[Given task]
Write out the whole listing exactly as it stands.

[Supplied information]
********
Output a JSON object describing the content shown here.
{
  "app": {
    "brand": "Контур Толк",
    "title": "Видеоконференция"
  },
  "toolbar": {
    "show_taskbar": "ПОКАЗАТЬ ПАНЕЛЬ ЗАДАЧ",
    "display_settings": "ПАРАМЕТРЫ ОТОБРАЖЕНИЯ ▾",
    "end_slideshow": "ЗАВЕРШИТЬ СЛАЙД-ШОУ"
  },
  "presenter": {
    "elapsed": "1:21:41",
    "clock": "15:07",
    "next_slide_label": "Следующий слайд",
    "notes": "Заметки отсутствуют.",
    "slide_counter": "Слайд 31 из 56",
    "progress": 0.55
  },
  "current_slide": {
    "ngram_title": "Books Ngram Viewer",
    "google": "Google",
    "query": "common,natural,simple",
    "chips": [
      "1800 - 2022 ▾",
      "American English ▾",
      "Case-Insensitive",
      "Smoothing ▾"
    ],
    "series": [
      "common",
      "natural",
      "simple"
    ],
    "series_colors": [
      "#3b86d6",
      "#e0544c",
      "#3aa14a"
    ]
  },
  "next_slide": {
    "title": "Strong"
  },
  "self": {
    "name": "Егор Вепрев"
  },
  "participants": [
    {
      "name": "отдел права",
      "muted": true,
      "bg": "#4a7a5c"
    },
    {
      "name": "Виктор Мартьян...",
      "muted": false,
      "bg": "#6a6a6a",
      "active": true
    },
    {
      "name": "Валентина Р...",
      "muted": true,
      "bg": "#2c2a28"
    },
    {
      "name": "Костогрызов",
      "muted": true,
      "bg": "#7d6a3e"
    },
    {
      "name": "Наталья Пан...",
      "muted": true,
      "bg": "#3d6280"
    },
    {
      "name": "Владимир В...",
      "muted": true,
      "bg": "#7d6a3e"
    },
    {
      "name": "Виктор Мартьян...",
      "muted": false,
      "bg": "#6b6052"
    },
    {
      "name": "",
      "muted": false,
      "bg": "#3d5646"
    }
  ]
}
********
[Finished exercise]
Output a JSON object describing the content shown here.
{
  "app": {
    "brand": "Контур Толк",
    "title": "Видеоконференция"
  },
  "toolbar": {
    "show_taskbar": "ПОКАЗАТЬ ПАНЕЛЬ ЗАДАЧ",
    "display_settings": "ПАРАМЕТРЫ ОТОБРАЖЕНИЯ ▾",
    "end_slideshow": "ЗАВЕРШИТЬ СЛАЙД-ШОУ"
  },
  "presenter": {
    "elapsed": "1:21:41",
    "clock": "15:07",
    "next_slide_label": "Следующий слайд",
    "notes": "Заметки отсутствуют.",
    "slide_counter": "Слайд 31 из 56",
    "progress": 0.55
  },
  "current_slide": {
    "ngram_title": "Books Ngram Viewer",
    "google": "Google",
    "query": "common,natural,simple",
    "chips": [
      "1800 - 2022 ▾",
      "American English ▾",
      "Case-Insensitive",
      "Smoothing ▾"
    ],
    "series": [
      "common",
      "natural",
      "simple"
    ],
    "series_colors": [
      "#3b86d6",
      "#e0544c",
      "#3aa14a"
    ]
  },
  "next_slide": {
    "title": "Strong"
  },
  "self": {
    "name": "Егор Вепрев"
  },
  "participants": [
    {
      "name": "отдел права",
      "muted": true,
      "bg": "#4a7a5c"
    },
    {
      "name": "Виктор Мартьян...",
      "muted": false,
      "bg": "#6a6a6a",
      "active": true
    },
    {
      "name": "Валентина Р...",
      "muted": true,
      "bg": "#2c2a28"
    },
    {
      "name": "Костогрызов",
      "muted": true,
      "bg": "#7d6a3e"
    },
    {
      "name": "Наталья Пан...",
      "muted": true,
      "bg": "#3d6280"
    },
    {
      "name": "Владимир В...",
      "muted": true,
      "bg": "#7d6a3e"
    },
    {
      "name": "Виктор Мартьян...",
      "muted": false,
      "bg": "#6b6052"
    },
    {
      "name": "",
      "muted": false,
      "bg": "#3d5646"
    }
  ]
}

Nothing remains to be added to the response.